Task objective:
Write out every entry exactly as given, but omit the pictures.

[Part of a data file]
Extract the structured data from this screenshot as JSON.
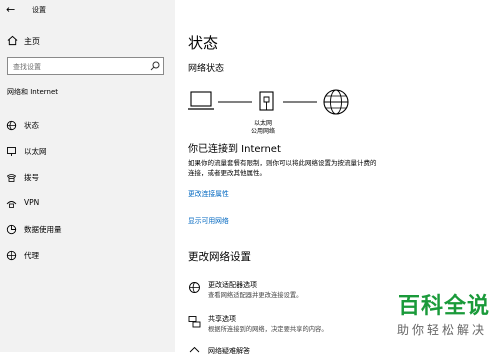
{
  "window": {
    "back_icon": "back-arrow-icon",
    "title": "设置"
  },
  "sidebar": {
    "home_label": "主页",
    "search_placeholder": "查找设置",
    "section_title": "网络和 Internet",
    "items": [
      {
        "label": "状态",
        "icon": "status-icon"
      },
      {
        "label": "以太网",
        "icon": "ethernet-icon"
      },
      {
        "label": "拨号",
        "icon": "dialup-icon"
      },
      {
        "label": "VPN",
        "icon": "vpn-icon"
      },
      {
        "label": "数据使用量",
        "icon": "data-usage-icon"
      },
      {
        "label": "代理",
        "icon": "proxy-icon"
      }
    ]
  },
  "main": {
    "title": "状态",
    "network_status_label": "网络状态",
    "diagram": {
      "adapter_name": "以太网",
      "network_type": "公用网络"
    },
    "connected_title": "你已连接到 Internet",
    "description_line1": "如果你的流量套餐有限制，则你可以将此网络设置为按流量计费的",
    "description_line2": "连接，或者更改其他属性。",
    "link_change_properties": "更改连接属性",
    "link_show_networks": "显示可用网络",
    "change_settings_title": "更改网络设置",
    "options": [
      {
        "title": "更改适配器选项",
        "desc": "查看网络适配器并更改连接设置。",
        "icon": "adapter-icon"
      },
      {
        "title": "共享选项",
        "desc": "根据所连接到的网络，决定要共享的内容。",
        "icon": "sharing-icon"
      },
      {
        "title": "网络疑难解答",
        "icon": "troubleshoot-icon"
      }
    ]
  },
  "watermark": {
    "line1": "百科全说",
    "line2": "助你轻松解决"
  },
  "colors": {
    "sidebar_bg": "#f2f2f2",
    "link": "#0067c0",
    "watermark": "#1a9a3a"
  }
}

Answer to this problem:
Extract the structured data from this screenshot as JSON.
{
  "window": {
    "back_icon": "back-arrow-icon",
    "title": "设置"
  },
  "sidebar": {
    "home_label": "主页",
    "search_placeholder": "查找设置",
    "section_title": "网络和 Internet",
    "items": [
      {
        "label": "状态",
        "icon": "status-icon"
      },
      {
        "label": "以太网",
        "icon": "ethernet-icon"
      },
      {
        "label": "拨号",
        "icon": "dialup-icon"
      },
      {
        "label": "VPN",
        "icon": "vpn-icon"
      },
      {
        "label": "数据使用量",
        "icon": "data-usage-icon"
      },
      {
        "label": "代理",
        "icon": "proxy-icon"
      }
    ]
  },
  "main": {
    "title": "状态",
    "network_status_label": "网络状态",
    "diagram": {
      "adapter_name": "以太网",
      "network_type": "公用网络"
    },
    "connected_title": "你已连接到 Internet",
    "description_line1": "如果你的流量套餐有限制，则你可以将此网络设置为按流量计费的",
    "description_line2": "连接，或者更改其他属性。",
    "link_change_properties": "更改连接属性",
    "link_show_networks": "显示可用网络",
    "change_settings_title": "更改网络设置",
    "options": [
      {
        "title": "更改适配器选项",
        "desc": "查看网络适配器并更改连接设置。",
        "icon": "adapter-icon"
      },
      {
        "title": "共享选项",
        "desc": "根据所连接到的网络，决定要共享的内容。",
        "icon": "sharing-icon"
      },
      {
        "title": "网络疑难解答",
        "icon": "troubleshoot-icon"
      }
    ]
  },
  "watermark": {
    "line1": "百科全说",
    "line2": "助你轻松解决"
  },
  "colors": {
    "sidebar_bg": "#f2f2f2",
    "link": "#0067c0",
    "watermark": "#1a9a3a"
  }
}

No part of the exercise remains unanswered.